→ **Work instructions**
Make an exact copy of the records, dropping all pictures.

→ **Given data**
= = =
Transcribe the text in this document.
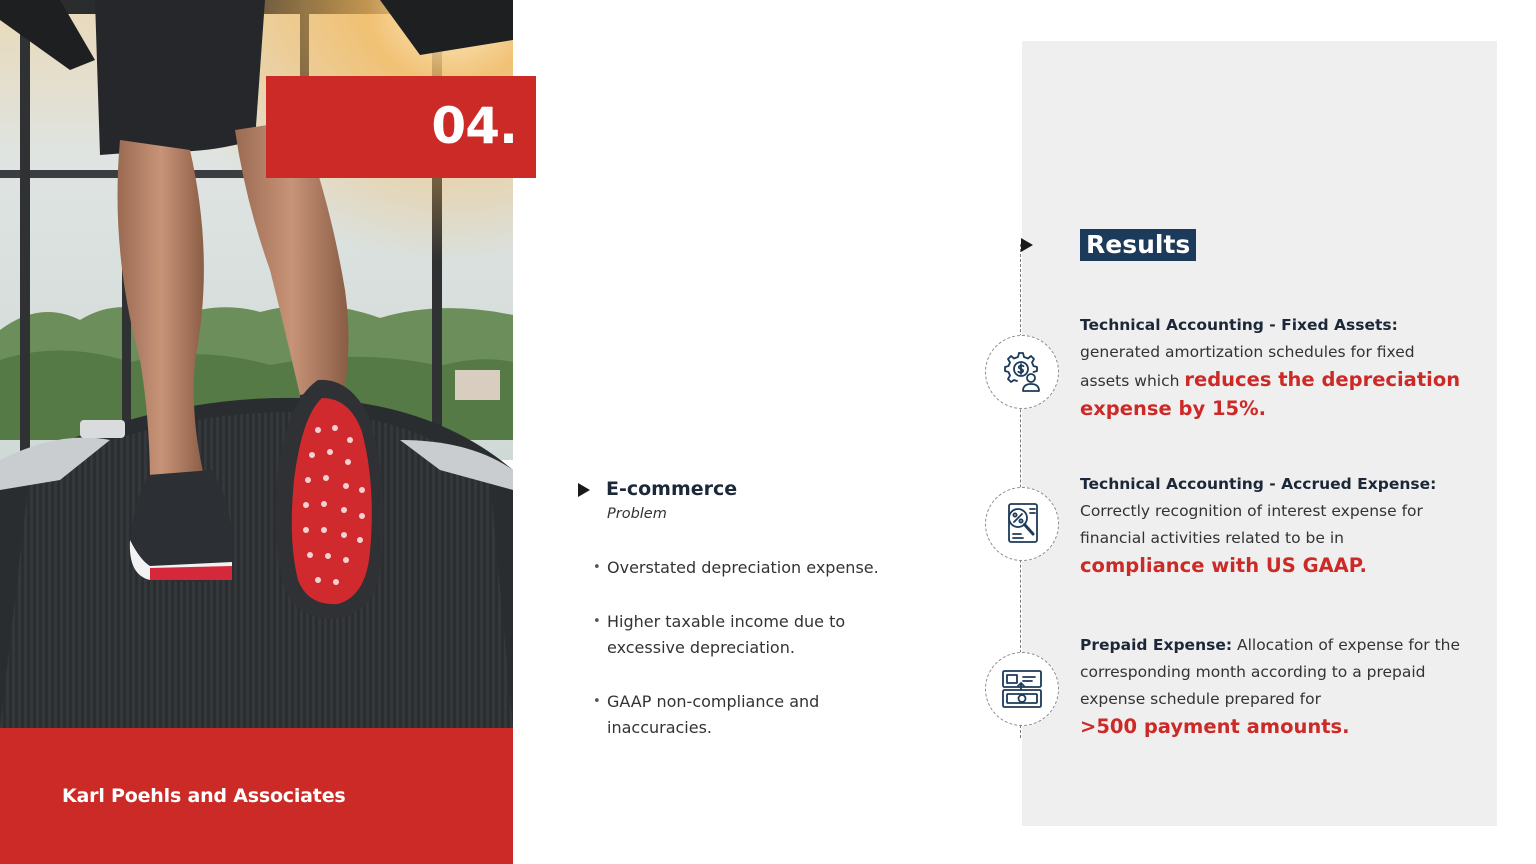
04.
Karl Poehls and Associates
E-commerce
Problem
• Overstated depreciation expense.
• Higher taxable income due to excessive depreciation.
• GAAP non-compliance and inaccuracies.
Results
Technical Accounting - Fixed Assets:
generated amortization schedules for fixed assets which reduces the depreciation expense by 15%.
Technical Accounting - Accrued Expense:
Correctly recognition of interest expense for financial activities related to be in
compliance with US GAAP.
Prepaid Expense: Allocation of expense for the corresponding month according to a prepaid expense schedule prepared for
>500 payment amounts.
= = =
→ **Task result**
Transcribe the text in this document.
04.
Karl Poehls and Associates
E-commerce
Problem
• Overstated depreciation expense.
• Higher taxable income due to excessive depreciation.
• GAAP non-compliance and inaccuracies.
Results
Technical Accounting - Fixed Assets:
generated amortization schedules for fixed assets which reduces the depreciation expense by 15%.
Technical Accounting - Accrued Expense:
Correctly recognition of interest expense for financial activities related to be in
compliance with US GAAP.
Prepaid Expense: Allocation of expense for the corresponding month according to a prepaid expense schedule prepared for
>500 payment amounts.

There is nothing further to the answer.